DATA IN THIS EXERCISE ->
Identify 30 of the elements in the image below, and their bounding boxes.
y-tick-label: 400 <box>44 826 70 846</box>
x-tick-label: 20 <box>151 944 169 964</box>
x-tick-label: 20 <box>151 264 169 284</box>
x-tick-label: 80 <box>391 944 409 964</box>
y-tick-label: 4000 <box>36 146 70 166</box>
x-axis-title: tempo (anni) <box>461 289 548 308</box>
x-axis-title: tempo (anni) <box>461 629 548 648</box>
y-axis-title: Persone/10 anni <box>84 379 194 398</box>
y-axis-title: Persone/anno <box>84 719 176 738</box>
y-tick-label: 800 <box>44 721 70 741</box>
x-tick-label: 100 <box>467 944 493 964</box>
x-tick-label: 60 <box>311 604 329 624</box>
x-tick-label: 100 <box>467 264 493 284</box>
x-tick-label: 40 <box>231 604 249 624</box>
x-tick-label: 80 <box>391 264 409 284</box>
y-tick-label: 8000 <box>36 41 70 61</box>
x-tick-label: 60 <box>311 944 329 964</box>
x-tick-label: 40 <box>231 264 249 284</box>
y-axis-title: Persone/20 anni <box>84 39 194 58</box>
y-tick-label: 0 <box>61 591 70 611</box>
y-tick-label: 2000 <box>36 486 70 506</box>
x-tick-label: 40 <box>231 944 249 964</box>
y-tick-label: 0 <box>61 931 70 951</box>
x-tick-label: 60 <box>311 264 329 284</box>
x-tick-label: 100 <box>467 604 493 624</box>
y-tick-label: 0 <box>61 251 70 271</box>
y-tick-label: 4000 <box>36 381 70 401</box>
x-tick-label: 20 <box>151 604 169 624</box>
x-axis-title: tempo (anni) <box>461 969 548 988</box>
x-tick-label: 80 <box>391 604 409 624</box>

GOAL ->
Format every line of the listing above as a numbered list, omitting any blank lines.

COMPLETE OUTPUT ->
1. Identify 30 of the elements in the image below, and their bounding boxes.
2. y-tick-label: 400 <box>44 826 70 846</box>
3. x-tick-label: 20 <box>151 944 169 964</box>
4. x-tick-label: 20 <box>151 264 169 284</box>
5. x-tick-label: 80 <box>391 944 409 964</box>
6. y-tick-label: 4000 <box>36 146 70 166</box>
7. x-axis-title: tempo (anni) <box>461 289 548 308</box>
8. x-axis-title: tempo (anni) <box>461 629 548 648</box>
9. y-axis-title: Persone/10 anni <box>84 379 194 398</box>
10. y-axis-title: Persone/anno <box>84 719 176 738</box>
11. y-tick-label: 800 <box>44 721 70 741</box>
12. x-tick-label: 100 <box>467 944 493 964</box>
13. x-tick-label: 60 <box>311 604 329 624</box>
14. x-tick-label: 100 <box>467 264 493 284</box>
15. x-tick-label: 40 <box>231 604 249 624</box>
16. x-tick-label: 80 <box>391 264 409 284</box>
17. y-tick-label: 8000 <box>36 41 70 61</box>
18. x-tick-label: 60 <box>311 944 329 964</box>
19. x-tick-label: 40 <box>231 264 249 284</box>
20. y-axis-title: Persone/20 anni <box>84 39 194 58</box>
21. y-tick-label: 0 <box>61 591 70 611</box>
22. y-tick-label: 2000 <box>36 486 70 506</box>
23. x-tick-label: 40 <box>231 944 249 964</box>
24. y-tick-label: 0 <box>61 931 70 951</box>
25. x-tick-label: 60 <box>311 264 329 284</box>
26. x-tick-label: 100 <box>467 604 493 624</box>
27. y-tick-label: 0 <box>61 251 70 271</box>
28. y-tick-label: 4000 <box>36 381 70 401</box>
29. x-tick-label: 20 <box>151 604 169 624</box>
30. x-axis-title: tempo (anni) <box>461 969 548 988</box>
31. x-tick-label: 80 <box>391 604 409 624</box>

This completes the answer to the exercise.